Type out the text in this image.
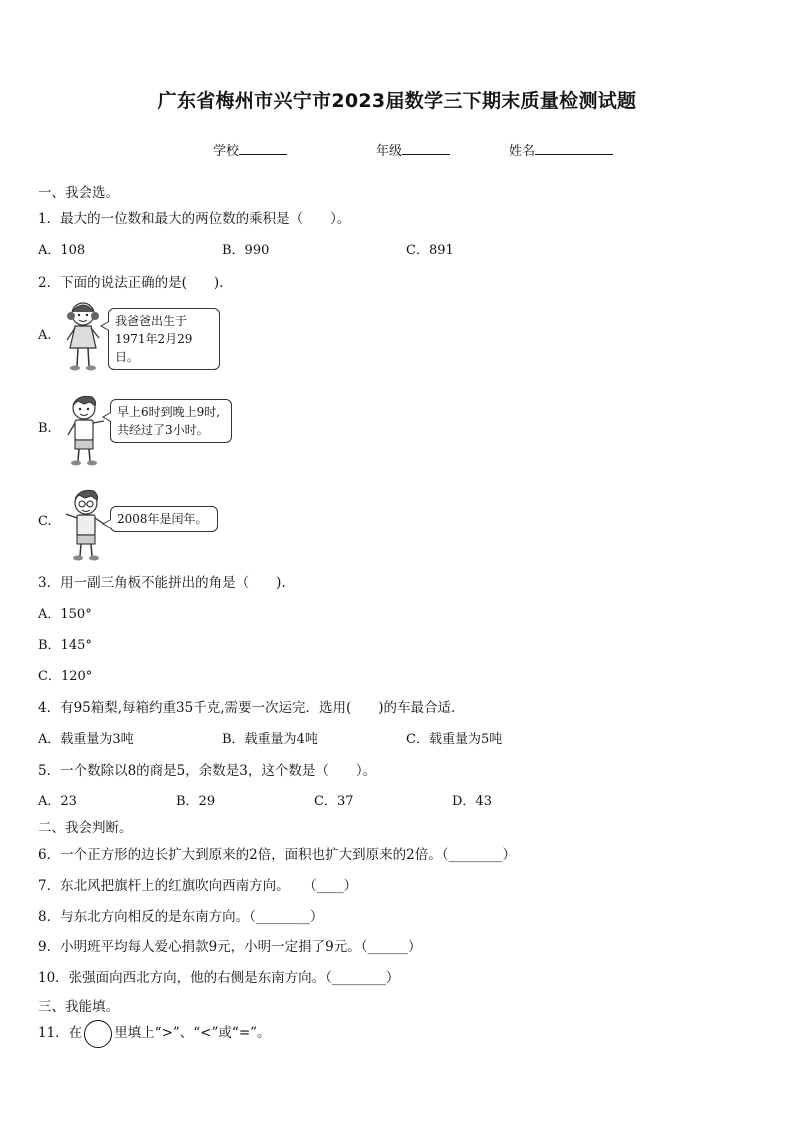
广东省梅州市兴宁市2023届数学三下期末质量检测试题
学校	年级	姓名
一、我会选。
1．最大的一位数和最大的两位数的乘积是（　　）。
A．108	B．990	C．891
2．下面的说法正确的是(　　).
A.
我爸爸出生于
1971年2月29日。
B.
早上6时到晚上9时,
共经过了3小时。
C.	2008年是闰年。
3．用一副三角板不能拼出的角是（　　).
A．150°
B．145°
C．120°
4．有95箱梨,每箱约重35千克,需要一次运完．选用(　　)的车最合适．
A．载重量为3吨	B．载重量为4吨	C．载重量为5吨
5．一个数除以8的商是5，余数是3，这个数是（　　）。
A．23	B．29	C．37	D．43
二、我会判断。
6．一个正方形的边长扩大到原来的2倍，面积也扩大到原来的2倍。（________）
7．东北风把旗杆上的红旗吹向西南方向。　　（____）
8．与东北方向相反的是东南方向。（________）
9．小明班平均每人爱心捐款9元，小明一定捐了9元。（______）
10．张强面向西北方向，他的右侧是东南方向。（________）
三、我能填。
11．在 里填上“>”、“<”或“=”。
+ + + + +
## [Required work]
Leave out the pictures and give the rest of the records again exactly.

## [Answer for this exercise]
Type out the text in this image.
广东省梅州市兴宁市2023届数学三下期末质量检测试题
学校	年级	姓名
一、我会选。
1．最大的一位数和最大的两位数的乘积是（　　）。
A．108	B．990	C．891
2．下面的说法正确的是(　　).
A.
我爸爸出生于
1971年2月29日。
B.
早上6时到晚上9时,
共经过了3小时。
C.	2008年是闰年。
3．用一副三角板不能拼出的角是（　　).
A．150°
B．145°
C．120°
4．有95箱梨,每箱约重35千克,需要一次运完．选用(　　)的车最合适．
A．载重量为3吨	B．载重量为4吨	C．载重量为5吨
5．一个数除以8的商是5，余数是3，这个数是（　　）。
A．23	B．29	C．37	D．43
二、我会判断。
6．一个正方形的边长扩大到原来的2倍，面积也扩大到原来的2倍。（________）
7．东北风把旗杆上的红旗吹向西南方向。　　（____）
8．与东北方向相反的是东南方向。（________）
9．小明班平均每人爱心捐款9元，小明一定捐了9元。（______）
10．张强面向西北方向，他的右侧是东南方向。（________）
三、我能填。
11．在 里填上“>”、“<”或“=”。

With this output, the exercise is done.